● TASK DETAILS: Restate the whole listing word for word. Pictures are left out.

──────── INPUT RECORDS

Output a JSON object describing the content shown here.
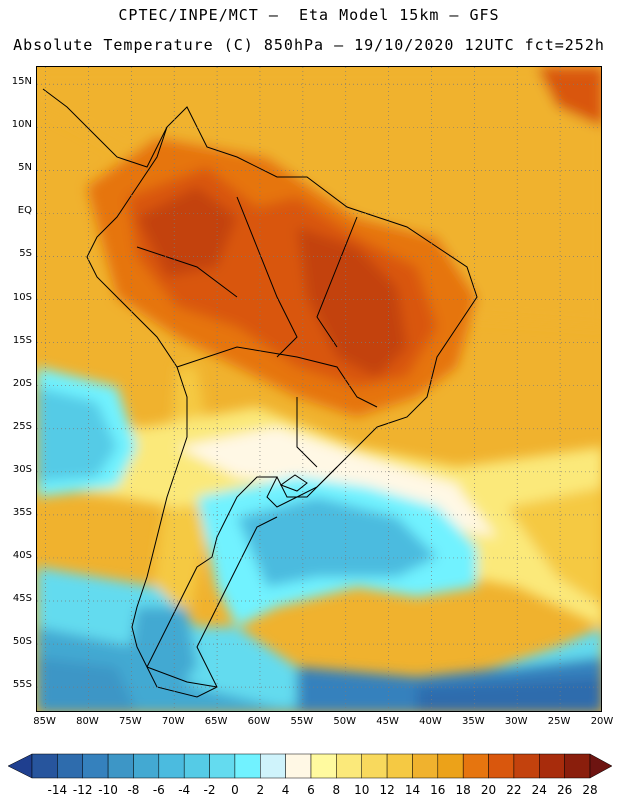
{
  "header": {
    "title_line1": "CPTEC/INPE/MCT –  Eta Model 15km – GFS",
    "title_line2": "Absolute Temperature (C) 850hPa – 19/10/2020 12UTC fct=252h"
  },
  "map": {
    "lat_range": [
      -58,
      17
    ],
    "lon_range": [
      -86,
      -20
    ],
    "lat_labels": [
      {
        "lat": 15,
        "text": "15N"
      },
      {
        "lat": 10,
        "text": "10N"
      },
      {
        "lat": 5,
        "text": "5N"
      },
      {
        "lat": 0,
        "text": "EQ"
      },
      {
        "lat": -5,
        "text": "5S"
      },
      {
        "lat": -10,
        "text": "10S"
      },
      {
        "lat": -15,
        "text": "15S"
      },
      {
        "lat": -20,
        "text": "20S"
      },
      {
        "lat": -25,
        "text": "25S"
      },
      {
        "lat": -30,
        "text": "30S"
      },
      {
        "lat": -35,
        "text": "35S"
      },
      {
        "lat": -40,
        "text": "40S"
      },
      {
        "lat": -45,
        "text": "45S"
      },
      {
        "lat": -50,
        "text": "50S"
      },
      {
        "lat": -55,
        "text": "55S"
      }
    ],
    "lon_labels": [
      {
        "lon": -85,
        "text": "85W"
      },
      {
        "lon": -80,
        "text": "80W"
      },
      {
        "lon": -75,
        "text": "75W"
      },
      {
        "lon": -70,
        "text": "70W"
      },
      {
        "lon": -65,
        "text": "65W"
      },
      {
        "lon": -60,
        "text": "60W"
      },
      {
        "lon": -55,
        "text": "55W"
      },
      {
        "lon": -50,
        "text": "50W"
      },
      {
        "lon": -45,
        "text": "45W"
      },
      {
        "lon": -40,
        "text": "40W"
      },
      {
        "lon": -35,
        "text": "35W"
      },
      {
        "lon": -30,
        "text": "30W"
      },
      {
        "lon": -25,
        "text": "25W"
      },
      {
        "lon": -20,
        "text": "20W"
      }
    ],
    "gridlines": "dotted"
  },
  "colorbar": {
    "levels": [
      -14,
      -12,
      -10,
      -8,
      -6,
      -4,
      -2,
      0,
      2,
      4,
      6,
      8,
      10,
      12,
      14,
      16,
      18,
      20,
      22,
      24,
      26,
      28
    ],
    "colors": [
      "#1f3f8f",
      "#27559d",
      "#2e6cad",
      "#3581bd",
      "#3d96c6",
      "#43a9d2",
      "#4bbbdf",
      "#55cbe6",
      "#64dbef",
      "#71f2ff",
      "#cff3fb",
      "#fff8e5",
      "#fffa9f",
      "#fbe97a",
      "#f8d95d",
      "#f5c943",
      "#f0b22e",
      "#eca219",
      "#e6750f",
      "#d9570d",
      "#c3420d",
      "#a82c0c",
      "#8a1e0c",
      "#6d1411"
    ],
    "labels": [
      "-14",
      "-12",
      "-10",
      "-8",
      "-6",
      "-4",
      "-2",
      "0",
      "2",
      "4",
      "6",
      "8",
      "10",
      "12",
      "14",
      "16",
      "18",
      "20",
      "22",
      "24",
      "26",
      "28"
    ]
  }
}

────────────────

● OUTPUT BELOW:
Output a JSON object describing the content shown here.
{
  "header": {
    "title_line1": "CPTEC/INPE/MCT –  Eta Model 15km – GFS",
    "title_line2": "Absolute Temperature (C) 850hPa – 19/10/2020 12UTC fct=252h"
  },
  "map": {
    "lat_range": [
      -58,
      17
    ],
    "lon_range": [
      -86,
      -20
    ],
    "lat_labels": [
      {
        "lat": 15,
        "text": "15N"
      },
      {
        "lat": 10,
        "text": "10N"
      },
      {
        "lat": 5,
        "text": "5N"
      },
      {
        "lat": 0,
        "text": "EQ"
      },
      {
        "lat": -5,
        "text": "5S"
      },
      {
        "lat": -10,
        "text": "10S"
      },
      {
        "lat": -15,
        "text": "15S"
      },
      {
        "lat": -20,
        "text": "20S"
      },
      {
        "lat": -25,
        "text": "25S"
      },
      {
        "lat": -30,
        "text": "30S"
      },
      {
        "lat": -35,
        "text": "35S"
      },
      {
        "lat": -40,
        "text": "40S"
      },
      {
        "lat": -45,
        "text": "45S"
      },
      {
        "lat": -50,
        "text": "50S"
      },
      {
        "lat": -55,
        "text": "55S"
      }
    ],
    "lon_labels": [
      {
        "lon": -85,
        "text": "85W"
      },
      {
        "lon": -80,
        "text": "80W"
      },
      {
        "lon": -75,
        "text": "75W"
      },
      {
        "lon": -70,
        "text": "70W"
      },
      {
        "lon": -65,
        "text": "65W"
      },
      {
        "lon": -60,
        "text": "60W"
      },
      {
        "lon": -55,
        "text": "55W"
      },
      {
        "lon": -50,
        "text": "50W"
      },
      {
        "lon": -45,
        "text": "45W"
      },
      {
        "lon": -40,
        "text": "40W"
      },
      {
        "lon": -35,
        "text": "35W"
      },
      {
        "lon": -30,
        "text": "30W"
      },
      {
        "lon": -25,
        "text": "25W"
      },
      {
        "lon": -20,
        "text": "20W"
      }
    ],
    "gridlines": "dotted"
  },
  "colorbar": {
    "levels": [
      -14,
      -12,
      -10,
      -8,
      -6,
      -4,
      -2,
      0,
      2,
      4,
      6,
      8,
      10,
      12,
      14,
      16,
      18,
      20,
      22,
      24,
      26,
      28
    ],
    "colors": [
      "#1f3f8f",
      "#27559d",
      "#2e6cad",
      "#3581bd",
      "#3d96c6",
      "#43a9d2",
      "#4bbbdf",
      "#55cbe6",
      "#64dbef",
      "#71f2ff",
      "#cff3fb",
      "#fff8e5",
      "#fffa9f",
      "#fbe97a",
      "#f8d95d",
      "#f5c943",
      "#f0b22e",
      "#eca219",
      "#e6750f",
      "#d9570d",
      "#c3420d",
      "#a82c0c",
      "#8a1e0c",
      "#6d1411"
    ],
    "labels": [
      "-14",
      "-12",
      "-10",
      "-8",
      "-6",
      "-4",
      "-2",
      "0",
      "2",
      "4",
      "6",
      "8",
      "10",
      "12",
      "14",
      "16",
      "18",
      "20",
      "22",
      "24",
      "26",
      "28"
    ]
  }
}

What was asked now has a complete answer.